Exercise | Repeat the entire listing exactly.

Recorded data
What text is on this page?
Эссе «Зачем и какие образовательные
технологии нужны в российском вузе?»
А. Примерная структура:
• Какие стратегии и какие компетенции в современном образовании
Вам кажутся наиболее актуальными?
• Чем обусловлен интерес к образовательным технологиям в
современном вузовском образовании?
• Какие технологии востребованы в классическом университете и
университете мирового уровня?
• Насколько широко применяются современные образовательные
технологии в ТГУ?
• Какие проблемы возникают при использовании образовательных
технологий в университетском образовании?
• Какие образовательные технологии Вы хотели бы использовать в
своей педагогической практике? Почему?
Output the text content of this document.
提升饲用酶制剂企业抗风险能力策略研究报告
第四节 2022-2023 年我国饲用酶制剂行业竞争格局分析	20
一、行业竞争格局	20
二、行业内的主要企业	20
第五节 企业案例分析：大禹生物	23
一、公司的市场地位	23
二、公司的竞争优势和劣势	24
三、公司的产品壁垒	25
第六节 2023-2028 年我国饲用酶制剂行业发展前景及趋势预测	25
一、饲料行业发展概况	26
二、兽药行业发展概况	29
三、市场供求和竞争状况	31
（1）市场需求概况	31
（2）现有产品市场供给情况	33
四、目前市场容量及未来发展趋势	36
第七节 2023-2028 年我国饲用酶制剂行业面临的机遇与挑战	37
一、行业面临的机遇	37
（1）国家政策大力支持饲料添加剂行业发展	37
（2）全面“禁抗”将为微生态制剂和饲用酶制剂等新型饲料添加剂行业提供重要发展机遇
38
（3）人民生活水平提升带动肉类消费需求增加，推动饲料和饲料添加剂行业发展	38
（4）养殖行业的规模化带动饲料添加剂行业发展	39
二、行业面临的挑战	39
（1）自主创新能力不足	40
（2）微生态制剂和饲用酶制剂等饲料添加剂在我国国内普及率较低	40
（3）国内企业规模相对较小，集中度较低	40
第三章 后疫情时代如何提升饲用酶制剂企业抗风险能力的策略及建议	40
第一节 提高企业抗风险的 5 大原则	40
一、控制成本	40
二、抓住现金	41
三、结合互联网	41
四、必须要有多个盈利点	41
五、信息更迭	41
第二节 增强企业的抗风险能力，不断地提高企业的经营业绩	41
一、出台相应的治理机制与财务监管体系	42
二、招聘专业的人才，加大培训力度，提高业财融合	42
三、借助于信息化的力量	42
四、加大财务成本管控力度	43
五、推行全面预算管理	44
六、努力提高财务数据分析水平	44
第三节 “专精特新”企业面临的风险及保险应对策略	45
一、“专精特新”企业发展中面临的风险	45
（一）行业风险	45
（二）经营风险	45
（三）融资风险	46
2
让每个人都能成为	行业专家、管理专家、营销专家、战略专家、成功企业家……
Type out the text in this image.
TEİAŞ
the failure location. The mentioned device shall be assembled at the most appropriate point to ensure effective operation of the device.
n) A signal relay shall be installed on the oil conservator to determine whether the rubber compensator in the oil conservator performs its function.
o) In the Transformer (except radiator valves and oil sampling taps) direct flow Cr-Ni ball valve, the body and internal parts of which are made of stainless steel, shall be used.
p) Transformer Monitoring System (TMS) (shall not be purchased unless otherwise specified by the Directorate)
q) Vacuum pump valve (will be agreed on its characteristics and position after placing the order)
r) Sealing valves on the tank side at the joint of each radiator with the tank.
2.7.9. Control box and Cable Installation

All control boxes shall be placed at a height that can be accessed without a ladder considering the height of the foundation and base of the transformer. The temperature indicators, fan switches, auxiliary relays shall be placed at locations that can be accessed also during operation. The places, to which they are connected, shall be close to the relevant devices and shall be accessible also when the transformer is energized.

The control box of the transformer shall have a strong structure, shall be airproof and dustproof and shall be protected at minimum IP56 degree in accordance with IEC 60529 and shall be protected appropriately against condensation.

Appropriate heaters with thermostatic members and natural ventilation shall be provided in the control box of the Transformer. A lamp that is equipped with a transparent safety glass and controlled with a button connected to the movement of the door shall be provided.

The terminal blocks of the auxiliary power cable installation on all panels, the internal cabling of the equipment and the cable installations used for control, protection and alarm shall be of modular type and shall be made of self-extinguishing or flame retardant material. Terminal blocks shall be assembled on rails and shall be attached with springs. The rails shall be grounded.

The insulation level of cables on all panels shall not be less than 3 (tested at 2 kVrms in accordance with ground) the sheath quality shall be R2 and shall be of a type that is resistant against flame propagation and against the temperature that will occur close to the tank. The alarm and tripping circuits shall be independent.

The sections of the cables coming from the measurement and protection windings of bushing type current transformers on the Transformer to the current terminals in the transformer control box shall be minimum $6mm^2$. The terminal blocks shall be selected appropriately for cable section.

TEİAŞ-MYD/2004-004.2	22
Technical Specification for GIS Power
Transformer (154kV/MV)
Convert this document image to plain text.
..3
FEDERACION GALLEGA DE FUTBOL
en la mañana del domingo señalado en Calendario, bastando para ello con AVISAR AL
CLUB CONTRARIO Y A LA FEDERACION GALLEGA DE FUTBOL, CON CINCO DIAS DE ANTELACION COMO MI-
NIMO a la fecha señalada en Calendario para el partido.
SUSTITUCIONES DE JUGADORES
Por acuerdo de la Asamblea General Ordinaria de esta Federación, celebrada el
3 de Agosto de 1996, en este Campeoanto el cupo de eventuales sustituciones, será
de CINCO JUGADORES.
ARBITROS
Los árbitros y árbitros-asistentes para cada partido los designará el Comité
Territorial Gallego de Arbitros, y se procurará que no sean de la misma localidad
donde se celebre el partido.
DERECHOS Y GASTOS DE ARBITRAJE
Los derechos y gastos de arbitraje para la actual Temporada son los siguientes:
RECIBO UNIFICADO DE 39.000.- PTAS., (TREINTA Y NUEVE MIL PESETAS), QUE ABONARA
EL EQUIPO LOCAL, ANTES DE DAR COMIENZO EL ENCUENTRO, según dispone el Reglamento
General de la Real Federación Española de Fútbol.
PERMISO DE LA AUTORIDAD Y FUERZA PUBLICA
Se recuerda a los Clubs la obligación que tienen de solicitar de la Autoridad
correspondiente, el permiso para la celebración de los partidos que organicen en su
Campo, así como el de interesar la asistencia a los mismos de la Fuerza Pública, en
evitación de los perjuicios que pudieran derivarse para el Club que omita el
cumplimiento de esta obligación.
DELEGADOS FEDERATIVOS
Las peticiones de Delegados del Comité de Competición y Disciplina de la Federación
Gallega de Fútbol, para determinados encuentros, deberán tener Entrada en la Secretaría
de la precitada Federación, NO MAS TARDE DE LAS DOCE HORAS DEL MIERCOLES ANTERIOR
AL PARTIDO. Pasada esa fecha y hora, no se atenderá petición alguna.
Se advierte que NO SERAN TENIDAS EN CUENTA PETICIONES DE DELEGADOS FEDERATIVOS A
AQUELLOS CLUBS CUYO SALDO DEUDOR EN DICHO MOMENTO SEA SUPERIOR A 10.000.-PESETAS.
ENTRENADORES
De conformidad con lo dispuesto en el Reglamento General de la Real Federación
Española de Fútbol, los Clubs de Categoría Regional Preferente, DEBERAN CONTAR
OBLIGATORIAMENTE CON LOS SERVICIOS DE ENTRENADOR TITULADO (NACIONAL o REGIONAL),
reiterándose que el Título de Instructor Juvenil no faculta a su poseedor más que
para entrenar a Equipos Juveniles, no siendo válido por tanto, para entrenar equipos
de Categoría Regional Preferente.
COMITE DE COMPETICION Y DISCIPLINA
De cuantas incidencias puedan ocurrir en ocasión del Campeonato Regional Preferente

Solution to this problem |
What text is on this page?
Эссе «Зачем и какие образовательные
технологии нужны в российском вузе?»
А. Примерная структура:
• Какие стратегии и какие компетенции в современном образовании
Вам кажутся наиболее актуальными?
• Чем обусловлен интерес к образовательным технологиям в
современном вузовском образовании?
• Какие технологии востребованы в классическом университете и
университете мирового уровня?
• Насколько широко применяются современные образовательные
технологии в ТГУ?
• Какие проблемы возникают при использовании образовательных
технологий в университетском образовании?
• Какие образовательные технологии Вы хотели бы использовать в
своей педагогической практике? Почему?
Output the text content of this document.
提升饲用酶制剂企业抗风险能力策略研究报告
第四节 2022-2023 年我国饲用酶制剂行业竞争格局分析	20
一、行业竞争格局	20
二、行业内的主要企业	20
第五节 企业案例分析：大禹生物	23
一、公司的市场地位	23
二、公司的竞争优势和劣势	24
三、公司的产品壁垒	25
第六节 2023-2028 年我国饲用酶制剂行业发展前景及趋势预测	25
一、饲料行业发展概况	26
二、兽药行业发展概况	29
三、市场供求和竞争状况	31
（1）市场需求概况	31
（2）现有产品市场供给情况	33
四、目前市场容量及未来发展趋势	36
第七节 2023-2028 年我国饲用酶制剂行业面临的机遇与挑战	37
一、行业面临的机遇	37
（1）国家政策大力支持饲料添加剂行业发展	37
（2）全面“禁抗”将为微生态制剂和饲用酶制剂等新型饲料添加剂行业提供重要发展机遇
38
（3）人民生活水平提升带动肉类消费需求增加，推动饲料和饲料添加剂行业发展	38
（4）养殖行业的规模化带动饲料添加剂行业发展	39
二、行业面临的挑战	39
（1）自主创新能力不足	40
（2）微生态制剂和饲用酶制剂等饲料添加剂在我国国内普及率较低	40
（3）国内企业规模相对较小，集中度较低	40
第三章 后疫情时代如何提升饲用酶制剂企业抗风险能力的策略及建议	40
第一节 提高企业抗风险的 5 大原则	40
一、控制成本	40
二、抓住现金	41
三、结合互联网	41
四、必须要有多个盈利点	41
五、信息更迭	41
第二节 增强企业的抗风险能力，不断地提高企业的经营业绩	41
一、出台相应的治理机制与财务监管体系	42
二、招聘专业的人才，加大培训力度，提高业财融合	42
三、借助于信息化的力量	42
四、加大财务成本管控力度	43
五、推行全面预算管理	44
六、努力提高财务数据分析水平	44
第三节 “专精特新”企业面临的风险及保险应对策略	45
一、“专精特新”企业发展中面临的风险	45
（一）行业风险	45
（二）经营风险	45
（三）融资风险	46
2
让每个人都能成为	行业专家、管理专家、营销专家、战略专家、成功企业家……
Type out the text in this image.
TEİAŞ
the failure location. The mentioned device shall be assembled at the most appropriate point to ensure effective operation of the device.
n) A signal relay shall be installed on the oil conservator to determine whether the rubber compensator in the oil conservator performs its function.
o) In the Transformer (except radiator valves and oil sampling taps) direct flow Cr-Ni ball valve, the body and internal parts of which are made of stainless steel, shall be used.
p) Transformer Monitoring System (TMS) (shall not be purchased unless otherwise specified by the Directorate)
q) Vacuum pump valve (will be agreed on its characteristics and position after placing the order)
r) Sealing valves on the tank side at the joint of each radiator with the tank.
2.7.9. Control box and Cable Installation

All control boxes shall be placed at a height that can be accessed without a ladder considering the height of the foundation and base of the transformer. The temperature indicators, fan switches, auxiliary relays shall be placed at locations that can be accessed also during operation. The places, to which they are connected, shall be close to the relevant devices and shall be accessible also when the transformer is energized.

The control box of the transformer shall have a strong structure, shall be airproof and dustproof and shall be protected at minimum IP56 degree in accordance with IEC 60529 and shall be protected appropriately against condensation.

Appropriate heaters with thermostatic members and natural ventilation shall be provided in the control box of the Transformer. A lamp that is equipped with a transparent safety glass and controlled with a button connected to the movement of the door shall be provided.

The terminal blocks of the auxiliary power cable installation on all panels, the internal cabling of the equipment and the cable installations used for control, protection and alarm shall be of modular type and shall be made of self-extinguishing or flame retardant material. Terminal blocks shall be assembled on rails and shall be attached with springs. The rails shall be grounded.

The insulation level of cables on all panels shall not be less than 3 (tested at 2 kVrms in accordance with ground) the sheath quality shall be R2 and shall be of a type that is resistant against flame propagation and against the temperature that will occur close to the tank. The alarm and tripping circuits shall be independent.

The sections of the cables coming from the measurement and protection windings of bushing type current transformers on the Transformer to the current terminals in the transformer control box shall be minimum $6mm^2$. The terminal blocks shall be selected appropriately for cable section.

TEİAŞ-MYD/2004-004.2	22
Technical Specification for GIS Power
Transformer (154kV/MV)
Convert this document image to plain text.
..3
FEDERACION GALLEGA DE FUTBOL
en la mañana del domingo señalado en Calendario, bastando para ello con AVISAR AL
CLUB CONTRARIO Y A LA FEDERACION GALLEGA DE FUTBOL, CON CINCO DIAS DE ANTELACION COMO MI-
NIMO a la fecha señalada en Calendario para el partido.
SUSTITUCIONES DE JUGADORES
Por acuerdo de la Asamblea General Ordinaria de esta Federación, celebrada el
3 de Agosto de 1996, en este Campeoanto el cupo de eventuales sustituciones, será
de CINCO JUGADORES.
ARBITROS
Los árbitros y árbitros-asistentes para cada partido los designará el Comité
Territorial Gallego de Arbitros, y se procurará que no sean de la misma localidad
donde se celebre el partido.
DERECHOS Y GASTOS DE ARBITRAJE
Los derechos y gastos de arbitraje para la actual Temporada son los siguientes:
RECIBO UNIFICADO DE 39.000.- PTAS., (TREINTA Y NUEVE MIL PESETAS), QUE ABONARA
EL EQUIPO LOCAL, ANTES DE DAR COMIENZO EL ENCUENTRO, según dispone el Reglamento
General de la Real Federación Española de Fútbol.
PERMISO DE LA AUTORIDAD Y FUERZA PUBLICA
Se recuerda a los Clubs la obligación que tienen de solicitar de la Autoridad
correspondiente, el permiso para la celebración de los partidos que organicen en su
Campo, así como el de interesar la asistencia a los mismos de la Fuerza Pública, en
evitación de los perjuicios que pudieran derivarse para el Club que omita el
cumplimiento de esta obligación.
DELEGADOS FEDERATIVOS
Las peticiones de Delegados del Comité de Competición y Disciplina de la Federación
Gallega de Fútbol, para determinados encuentros, deberán tener Entrada en la Secretaría
de la precitada Federación, NO MAS TARDE DE LAS DOCE HORAS DEL MIERCOLES ANTERIOR
AL PARTIDO. Pasada esa fecha y hora, no se atenderá petición alguna.
Se advierte que NO SERAN TENIDAS EN CUENTA PETICIONES DE DELEGADOS FEDERATIVOS A
AQUELLOS CLUBS CUYO SALDO DEUDOR EN DICHO MOMENTO SEA SUPERIOR A 10.000.-PESETAS.
ENTRENADORES
De conformidad con lo dispuesto en el Reglamento General de la Real Federación
Española de Fútbol, los Clubs de Categoría Regional Preferente, DEBERAN CONTAR
OBLIGATORIAMENTE CON LOS SERVICIOS DE ENTRENADOR TITULADO (NACIONAL o REGIONAL),
reiterándose que el Título de Instructor Juvenil no faculta a su poseedor más que
para entrenar a Equipos Juveniles, no siendo válido por tanto, para entrenar equipos
de Categoría Regional Preferente.
COMITE DE COMPETICION Y DISCIPLINA
De cuantas incidencias puedan ocurrir en ocasión del Campeonato Regional Preferente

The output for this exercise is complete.